Copy each line in which the string "Phan" occurs.

╔══

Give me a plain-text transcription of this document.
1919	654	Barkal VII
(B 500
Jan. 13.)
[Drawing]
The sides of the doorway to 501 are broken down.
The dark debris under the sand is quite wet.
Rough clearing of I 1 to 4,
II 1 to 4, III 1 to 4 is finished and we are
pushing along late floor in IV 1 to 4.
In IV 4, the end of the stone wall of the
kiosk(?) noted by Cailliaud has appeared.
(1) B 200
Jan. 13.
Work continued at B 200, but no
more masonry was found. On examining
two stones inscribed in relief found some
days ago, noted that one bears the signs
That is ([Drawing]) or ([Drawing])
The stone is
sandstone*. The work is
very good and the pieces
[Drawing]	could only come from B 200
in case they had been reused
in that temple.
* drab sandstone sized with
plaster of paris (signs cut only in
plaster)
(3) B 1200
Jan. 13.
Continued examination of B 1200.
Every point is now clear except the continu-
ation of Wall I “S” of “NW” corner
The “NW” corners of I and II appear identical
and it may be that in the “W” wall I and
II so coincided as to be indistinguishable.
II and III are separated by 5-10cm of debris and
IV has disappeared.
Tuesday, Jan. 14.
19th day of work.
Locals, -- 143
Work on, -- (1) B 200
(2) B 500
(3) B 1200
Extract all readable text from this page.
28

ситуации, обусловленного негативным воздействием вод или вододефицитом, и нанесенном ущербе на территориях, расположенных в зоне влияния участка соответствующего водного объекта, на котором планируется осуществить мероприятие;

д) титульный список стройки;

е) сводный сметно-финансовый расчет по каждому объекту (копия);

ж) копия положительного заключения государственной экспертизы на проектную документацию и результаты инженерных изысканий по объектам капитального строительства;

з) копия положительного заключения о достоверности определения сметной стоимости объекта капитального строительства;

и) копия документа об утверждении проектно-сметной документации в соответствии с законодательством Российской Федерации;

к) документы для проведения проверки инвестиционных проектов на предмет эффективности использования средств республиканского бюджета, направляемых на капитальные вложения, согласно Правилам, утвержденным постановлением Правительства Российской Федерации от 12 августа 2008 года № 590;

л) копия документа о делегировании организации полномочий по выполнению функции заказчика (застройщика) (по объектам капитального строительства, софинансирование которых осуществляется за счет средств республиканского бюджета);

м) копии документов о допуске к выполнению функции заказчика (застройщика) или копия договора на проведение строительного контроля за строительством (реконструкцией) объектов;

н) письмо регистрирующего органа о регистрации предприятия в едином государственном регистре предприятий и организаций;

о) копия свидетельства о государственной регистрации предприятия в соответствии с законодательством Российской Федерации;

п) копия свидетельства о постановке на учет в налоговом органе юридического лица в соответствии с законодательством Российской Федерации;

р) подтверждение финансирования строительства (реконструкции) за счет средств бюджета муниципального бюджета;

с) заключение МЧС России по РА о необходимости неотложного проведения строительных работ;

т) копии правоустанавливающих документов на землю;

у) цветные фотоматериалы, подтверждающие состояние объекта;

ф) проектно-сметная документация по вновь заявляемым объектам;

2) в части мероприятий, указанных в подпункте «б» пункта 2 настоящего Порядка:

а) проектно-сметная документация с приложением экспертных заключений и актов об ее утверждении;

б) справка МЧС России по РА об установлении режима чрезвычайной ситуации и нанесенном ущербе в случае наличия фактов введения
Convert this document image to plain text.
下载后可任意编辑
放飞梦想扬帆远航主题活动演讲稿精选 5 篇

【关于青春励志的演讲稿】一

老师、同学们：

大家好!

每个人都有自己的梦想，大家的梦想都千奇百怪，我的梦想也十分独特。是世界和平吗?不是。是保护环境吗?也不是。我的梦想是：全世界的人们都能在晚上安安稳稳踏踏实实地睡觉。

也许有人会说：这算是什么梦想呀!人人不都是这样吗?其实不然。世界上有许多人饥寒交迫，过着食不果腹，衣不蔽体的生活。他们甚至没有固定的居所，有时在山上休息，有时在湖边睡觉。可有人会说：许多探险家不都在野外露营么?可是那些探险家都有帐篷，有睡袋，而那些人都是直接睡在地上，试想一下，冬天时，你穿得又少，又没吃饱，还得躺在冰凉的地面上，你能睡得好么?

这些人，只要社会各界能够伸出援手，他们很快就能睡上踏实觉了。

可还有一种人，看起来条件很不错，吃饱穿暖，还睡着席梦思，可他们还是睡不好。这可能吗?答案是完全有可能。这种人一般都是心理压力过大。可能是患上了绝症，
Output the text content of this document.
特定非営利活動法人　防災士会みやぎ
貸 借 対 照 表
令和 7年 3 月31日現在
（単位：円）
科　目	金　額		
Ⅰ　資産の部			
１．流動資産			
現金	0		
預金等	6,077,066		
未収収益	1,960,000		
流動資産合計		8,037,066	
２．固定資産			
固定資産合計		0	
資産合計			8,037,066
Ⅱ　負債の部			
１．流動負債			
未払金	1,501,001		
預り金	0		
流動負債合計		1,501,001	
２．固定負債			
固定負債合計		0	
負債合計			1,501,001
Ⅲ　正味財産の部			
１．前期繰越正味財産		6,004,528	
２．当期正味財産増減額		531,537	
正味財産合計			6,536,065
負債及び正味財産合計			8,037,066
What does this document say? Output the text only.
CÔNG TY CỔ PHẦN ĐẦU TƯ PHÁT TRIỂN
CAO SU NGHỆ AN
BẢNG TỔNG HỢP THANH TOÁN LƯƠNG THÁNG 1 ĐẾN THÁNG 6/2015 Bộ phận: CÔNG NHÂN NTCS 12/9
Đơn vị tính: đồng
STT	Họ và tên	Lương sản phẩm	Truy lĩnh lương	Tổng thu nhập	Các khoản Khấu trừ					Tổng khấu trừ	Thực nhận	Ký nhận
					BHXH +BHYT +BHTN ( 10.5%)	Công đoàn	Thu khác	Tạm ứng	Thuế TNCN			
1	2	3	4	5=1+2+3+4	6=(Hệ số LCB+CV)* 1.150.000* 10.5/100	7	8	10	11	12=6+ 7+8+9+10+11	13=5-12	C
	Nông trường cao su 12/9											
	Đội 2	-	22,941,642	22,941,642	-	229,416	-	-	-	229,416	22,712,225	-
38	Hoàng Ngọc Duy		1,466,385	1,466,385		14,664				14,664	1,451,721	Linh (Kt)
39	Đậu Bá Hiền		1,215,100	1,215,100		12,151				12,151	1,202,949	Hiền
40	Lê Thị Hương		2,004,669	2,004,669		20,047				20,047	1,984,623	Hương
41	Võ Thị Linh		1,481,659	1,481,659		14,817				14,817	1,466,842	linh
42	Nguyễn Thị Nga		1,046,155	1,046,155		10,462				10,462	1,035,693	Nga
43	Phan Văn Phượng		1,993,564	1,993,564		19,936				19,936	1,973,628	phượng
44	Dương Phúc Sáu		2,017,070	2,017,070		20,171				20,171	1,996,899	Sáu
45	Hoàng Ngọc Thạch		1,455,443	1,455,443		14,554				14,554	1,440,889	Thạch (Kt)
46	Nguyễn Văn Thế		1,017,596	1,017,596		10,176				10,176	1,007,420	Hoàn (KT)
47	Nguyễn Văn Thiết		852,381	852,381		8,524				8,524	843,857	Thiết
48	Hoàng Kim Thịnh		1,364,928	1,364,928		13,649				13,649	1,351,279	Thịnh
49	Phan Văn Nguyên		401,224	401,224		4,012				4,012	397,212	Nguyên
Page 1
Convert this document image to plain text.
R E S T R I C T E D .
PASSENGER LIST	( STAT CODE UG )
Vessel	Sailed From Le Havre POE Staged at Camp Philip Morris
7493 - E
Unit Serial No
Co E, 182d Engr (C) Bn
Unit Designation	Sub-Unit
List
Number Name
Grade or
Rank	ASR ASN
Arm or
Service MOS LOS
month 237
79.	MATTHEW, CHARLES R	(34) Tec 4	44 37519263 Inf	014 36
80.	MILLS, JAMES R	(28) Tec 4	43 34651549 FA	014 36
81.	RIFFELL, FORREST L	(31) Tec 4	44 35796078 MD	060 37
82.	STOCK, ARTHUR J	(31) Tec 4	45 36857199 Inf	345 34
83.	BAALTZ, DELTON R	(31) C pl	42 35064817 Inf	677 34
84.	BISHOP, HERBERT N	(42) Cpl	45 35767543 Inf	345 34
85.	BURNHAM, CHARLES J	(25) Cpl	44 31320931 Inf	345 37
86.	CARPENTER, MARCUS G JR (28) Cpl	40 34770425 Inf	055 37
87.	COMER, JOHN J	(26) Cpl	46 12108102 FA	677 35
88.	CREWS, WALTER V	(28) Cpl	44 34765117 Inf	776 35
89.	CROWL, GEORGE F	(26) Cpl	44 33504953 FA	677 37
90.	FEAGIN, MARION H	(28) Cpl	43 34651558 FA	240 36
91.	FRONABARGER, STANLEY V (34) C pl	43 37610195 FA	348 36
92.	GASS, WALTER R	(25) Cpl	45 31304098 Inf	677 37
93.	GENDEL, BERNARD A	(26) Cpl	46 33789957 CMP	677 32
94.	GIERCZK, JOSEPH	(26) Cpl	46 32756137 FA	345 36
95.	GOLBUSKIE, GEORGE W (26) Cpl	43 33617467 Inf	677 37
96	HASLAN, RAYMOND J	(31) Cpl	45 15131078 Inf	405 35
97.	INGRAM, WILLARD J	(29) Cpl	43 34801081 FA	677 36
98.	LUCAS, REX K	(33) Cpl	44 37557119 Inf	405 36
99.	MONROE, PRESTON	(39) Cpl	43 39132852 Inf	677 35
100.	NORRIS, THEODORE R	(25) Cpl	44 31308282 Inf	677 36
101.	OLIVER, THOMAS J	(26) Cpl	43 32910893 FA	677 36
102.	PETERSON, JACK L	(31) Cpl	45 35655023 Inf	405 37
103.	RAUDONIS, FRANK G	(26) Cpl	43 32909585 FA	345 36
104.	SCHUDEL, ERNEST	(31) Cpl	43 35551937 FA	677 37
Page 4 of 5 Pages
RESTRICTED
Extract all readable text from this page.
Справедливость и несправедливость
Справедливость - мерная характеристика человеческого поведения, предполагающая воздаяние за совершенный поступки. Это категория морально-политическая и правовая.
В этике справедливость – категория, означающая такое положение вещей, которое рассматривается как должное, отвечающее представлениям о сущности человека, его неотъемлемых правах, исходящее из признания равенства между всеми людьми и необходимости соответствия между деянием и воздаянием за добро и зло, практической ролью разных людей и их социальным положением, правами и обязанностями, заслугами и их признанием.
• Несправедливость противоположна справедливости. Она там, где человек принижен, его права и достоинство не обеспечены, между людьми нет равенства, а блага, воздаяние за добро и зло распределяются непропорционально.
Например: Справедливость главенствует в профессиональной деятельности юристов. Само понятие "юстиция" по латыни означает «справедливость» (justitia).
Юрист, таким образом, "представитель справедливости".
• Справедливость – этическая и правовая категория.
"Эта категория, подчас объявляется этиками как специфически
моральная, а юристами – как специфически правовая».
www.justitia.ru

╚══

### [The result]
43	Phan Văn Phượng		1,993,564	1,993,564		19,936				19,936	1,973,628	phượng
49	Phan Văn Nguyên		401,224	401,224		4,012				4,012	397,212	Nguyên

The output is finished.